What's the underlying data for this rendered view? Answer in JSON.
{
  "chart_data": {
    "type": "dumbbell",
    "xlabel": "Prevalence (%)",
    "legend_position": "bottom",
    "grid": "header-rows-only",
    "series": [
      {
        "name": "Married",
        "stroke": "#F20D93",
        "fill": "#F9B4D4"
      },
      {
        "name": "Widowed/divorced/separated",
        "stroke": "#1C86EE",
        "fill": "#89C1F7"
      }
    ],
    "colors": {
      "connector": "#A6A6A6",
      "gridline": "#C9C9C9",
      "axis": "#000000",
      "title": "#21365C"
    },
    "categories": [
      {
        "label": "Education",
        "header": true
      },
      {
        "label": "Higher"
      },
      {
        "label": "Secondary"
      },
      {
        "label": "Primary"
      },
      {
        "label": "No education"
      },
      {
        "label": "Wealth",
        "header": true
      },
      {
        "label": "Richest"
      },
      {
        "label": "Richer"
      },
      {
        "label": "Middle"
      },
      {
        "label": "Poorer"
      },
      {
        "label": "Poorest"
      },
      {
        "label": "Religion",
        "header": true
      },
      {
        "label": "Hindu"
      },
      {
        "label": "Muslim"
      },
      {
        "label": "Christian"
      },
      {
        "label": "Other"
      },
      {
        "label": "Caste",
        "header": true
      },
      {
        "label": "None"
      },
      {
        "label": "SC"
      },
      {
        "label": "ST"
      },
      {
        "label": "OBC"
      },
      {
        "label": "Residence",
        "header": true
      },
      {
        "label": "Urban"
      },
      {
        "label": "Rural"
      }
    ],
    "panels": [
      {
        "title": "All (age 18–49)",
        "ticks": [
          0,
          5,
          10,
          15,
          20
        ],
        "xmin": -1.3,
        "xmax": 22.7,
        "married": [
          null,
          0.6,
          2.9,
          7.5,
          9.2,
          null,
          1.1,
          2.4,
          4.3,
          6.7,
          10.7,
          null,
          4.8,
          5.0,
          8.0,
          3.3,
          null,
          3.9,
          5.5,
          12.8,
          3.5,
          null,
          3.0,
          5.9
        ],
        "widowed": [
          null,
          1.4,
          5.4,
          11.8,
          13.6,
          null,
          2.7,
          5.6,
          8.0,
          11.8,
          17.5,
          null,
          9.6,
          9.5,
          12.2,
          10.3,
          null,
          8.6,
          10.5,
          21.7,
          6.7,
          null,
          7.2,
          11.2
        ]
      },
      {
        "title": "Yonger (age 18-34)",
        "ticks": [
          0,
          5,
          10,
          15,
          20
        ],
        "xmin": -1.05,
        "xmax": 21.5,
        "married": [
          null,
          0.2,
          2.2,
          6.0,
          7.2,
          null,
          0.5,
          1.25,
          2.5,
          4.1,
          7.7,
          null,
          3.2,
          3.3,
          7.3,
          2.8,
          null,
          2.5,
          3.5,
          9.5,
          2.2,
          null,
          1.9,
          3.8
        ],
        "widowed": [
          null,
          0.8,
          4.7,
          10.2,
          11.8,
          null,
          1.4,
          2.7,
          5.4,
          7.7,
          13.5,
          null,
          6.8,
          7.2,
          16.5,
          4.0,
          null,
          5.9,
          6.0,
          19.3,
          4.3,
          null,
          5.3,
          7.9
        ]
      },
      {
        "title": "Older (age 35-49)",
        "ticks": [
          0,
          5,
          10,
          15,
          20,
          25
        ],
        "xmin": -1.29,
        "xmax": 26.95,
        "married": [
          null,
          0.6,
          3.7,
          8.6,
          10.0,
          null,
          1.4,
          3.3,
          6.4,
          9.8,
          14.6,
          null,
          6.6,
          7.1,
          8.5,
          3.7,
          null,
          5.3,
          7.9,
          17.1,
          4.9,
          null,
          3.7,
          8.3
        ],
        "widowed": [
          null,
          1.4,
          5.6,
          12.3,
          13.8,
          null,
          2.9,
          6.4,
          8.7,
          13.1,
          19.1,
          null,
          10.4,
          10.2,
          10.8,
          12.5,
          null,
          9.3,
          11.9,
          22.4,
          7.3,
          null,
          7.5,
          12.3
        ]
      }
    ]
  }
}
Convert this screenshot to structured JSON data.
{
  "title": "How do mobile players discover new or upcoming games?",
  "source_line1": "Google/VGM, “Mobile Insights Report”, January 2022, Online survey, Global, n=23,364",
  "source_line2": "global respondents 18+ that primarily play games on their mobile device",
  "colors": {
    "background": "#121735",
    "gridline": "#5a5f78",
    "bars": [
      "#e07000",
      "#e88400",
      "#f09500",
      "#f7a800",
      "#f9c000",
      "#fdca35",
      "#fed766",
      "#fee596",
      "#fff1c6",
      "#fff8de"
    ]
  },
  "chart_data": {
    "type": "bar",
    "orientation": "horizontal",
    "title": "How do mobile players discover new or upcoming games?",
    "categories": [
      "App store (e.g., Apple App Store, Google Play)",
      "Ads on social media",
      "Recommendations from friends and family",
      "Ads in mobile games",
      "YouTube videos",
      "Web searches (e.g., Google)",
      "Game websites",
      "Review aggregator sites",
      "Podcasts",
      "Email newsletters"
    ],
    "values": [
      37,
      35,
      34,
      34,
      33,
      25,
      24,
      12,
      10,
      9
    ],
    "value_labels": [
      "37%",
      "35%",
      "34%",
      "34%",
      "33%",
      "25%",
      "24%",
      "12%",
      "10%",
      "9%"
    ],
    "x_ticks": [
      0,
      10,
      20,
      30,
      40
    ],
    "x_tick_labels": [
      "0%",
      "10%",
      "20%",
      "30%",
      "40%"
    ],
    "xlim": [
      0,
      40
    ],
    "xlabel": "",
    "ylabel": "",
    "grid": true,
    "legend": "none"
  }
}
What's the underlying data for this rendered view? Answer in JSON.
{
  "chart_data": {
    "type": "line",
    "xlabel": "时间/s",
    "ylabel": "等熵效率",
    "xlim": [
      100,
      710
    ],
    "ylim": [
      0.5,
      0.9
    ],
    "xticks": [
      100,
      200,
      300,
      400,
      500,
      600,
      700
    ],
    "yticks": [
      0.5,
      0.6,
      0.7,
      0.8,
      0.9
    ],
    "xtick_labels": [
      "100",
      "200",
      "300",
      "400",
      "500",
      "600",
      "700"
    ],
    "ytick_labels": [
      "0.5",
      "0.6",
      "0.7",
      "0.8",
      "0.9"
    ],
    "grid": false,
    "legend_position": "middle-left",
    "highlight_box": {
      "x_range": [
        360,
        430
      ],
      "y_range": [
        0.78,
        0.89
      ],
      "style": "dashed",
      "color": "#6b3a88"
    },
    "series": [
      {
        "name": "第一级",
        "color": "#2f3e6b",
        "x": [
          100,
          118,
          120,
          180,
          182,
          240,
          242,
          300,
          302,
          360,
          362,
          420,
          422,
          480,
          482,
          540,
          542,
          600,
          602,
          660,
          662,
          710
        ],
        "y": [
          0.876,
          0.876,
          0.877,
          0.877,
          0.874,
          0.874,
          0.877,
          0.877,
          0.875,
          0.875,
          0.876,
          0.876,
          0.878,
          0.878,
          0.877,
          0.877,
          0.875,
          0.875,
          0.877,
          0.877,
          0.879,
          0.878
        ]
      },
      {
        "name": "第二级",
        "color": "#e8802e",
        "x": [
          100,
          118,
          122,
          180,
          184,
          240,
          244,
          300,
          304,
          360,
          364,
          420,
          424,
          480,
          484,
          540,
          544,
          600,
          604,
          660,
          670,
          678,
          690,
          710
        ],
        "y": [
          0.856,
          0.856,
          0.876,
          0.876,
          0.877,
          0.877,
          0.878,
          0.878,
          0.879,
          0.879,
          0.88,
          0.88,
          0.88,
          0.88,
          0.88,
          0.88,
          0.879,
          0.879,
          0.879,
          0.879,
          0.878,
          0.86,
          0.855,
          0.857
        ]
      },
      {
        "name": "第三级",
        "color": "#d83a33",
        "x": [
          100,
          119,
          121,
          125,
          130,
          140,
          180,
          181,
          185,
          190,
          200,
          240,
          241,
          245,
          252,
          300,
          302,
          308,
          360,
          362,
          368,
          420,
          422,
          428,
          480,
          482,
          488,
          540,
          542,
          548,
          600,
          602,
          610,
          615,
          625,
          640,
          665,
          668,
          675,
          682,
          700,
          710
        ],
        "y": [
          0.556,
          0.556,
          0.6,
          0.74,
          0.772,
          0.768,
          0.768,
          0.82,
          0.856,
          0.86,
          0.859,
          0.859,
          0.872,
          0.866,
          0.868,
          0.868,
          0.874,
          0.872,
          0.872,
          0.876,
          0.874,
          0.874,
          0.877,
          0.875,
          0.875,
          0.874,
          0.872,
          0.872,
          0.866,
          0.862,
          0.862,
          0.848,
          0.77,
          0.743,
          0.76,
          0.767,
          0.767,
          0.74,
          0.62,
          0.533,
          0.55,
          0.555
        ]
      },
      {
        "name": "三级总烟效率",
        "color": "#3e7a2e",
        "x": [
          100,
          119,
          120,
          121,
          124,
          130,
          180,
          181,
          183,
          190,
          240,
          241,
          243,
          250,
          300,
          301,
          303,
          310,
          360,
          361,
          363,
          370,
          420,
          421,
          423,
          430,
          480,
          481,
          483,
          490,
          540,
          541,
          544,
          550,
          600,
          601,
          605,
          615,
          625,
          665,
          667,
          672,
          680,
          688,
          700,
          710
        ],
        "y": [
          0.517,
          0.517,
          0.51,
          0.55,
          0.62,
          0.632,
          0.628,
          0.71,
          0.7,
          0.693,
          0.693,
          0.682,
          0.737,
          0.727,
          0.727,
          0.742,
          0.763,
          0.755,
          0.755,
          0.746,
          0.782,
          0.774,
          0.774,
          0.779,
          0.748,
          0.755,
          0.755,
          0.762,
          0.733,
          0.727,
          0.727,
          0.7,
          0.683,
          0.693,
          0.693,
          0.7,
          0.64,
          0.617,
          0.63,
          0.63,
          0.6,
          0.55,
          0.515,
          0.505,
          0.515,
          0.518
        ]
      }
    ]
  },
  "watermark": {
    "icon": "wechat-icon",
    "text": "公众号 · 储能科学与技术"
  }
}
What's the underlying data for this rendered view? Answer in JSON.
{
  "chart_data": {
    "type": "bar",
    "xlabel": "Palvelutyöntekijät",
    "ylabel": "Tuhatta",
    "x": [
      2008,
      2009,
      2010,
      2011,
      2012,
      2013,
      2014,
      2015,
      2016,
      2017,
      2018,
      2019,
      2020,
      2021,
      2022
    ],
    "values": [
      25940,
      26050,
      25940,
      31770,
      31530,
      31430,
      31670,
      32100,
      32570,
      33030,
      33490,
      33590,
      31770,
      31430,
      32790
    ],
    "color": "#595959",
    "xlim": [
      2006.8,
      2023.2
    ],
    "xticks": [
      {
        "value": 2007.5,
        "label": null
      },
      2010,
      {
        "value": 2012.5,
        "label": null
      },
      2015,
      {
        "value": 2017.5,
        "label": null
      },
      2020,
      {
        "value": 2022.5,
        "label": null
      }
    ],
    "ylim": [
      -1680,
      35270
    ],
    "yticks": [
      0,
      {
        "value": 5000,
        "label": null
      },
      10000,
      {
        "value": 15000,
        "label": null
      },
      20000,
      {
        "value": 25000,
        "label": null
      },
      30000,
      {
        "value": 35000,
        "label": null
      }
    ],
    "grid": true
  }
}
══════
- **What is being asked**
Scan the listing above and identify each line holding the string "discover"; copy every such line.

- **Solution below**
  "title": "How do mobile players discover new or upcoming games?",
    "title": "How do mobile players discover new or upcoming games?",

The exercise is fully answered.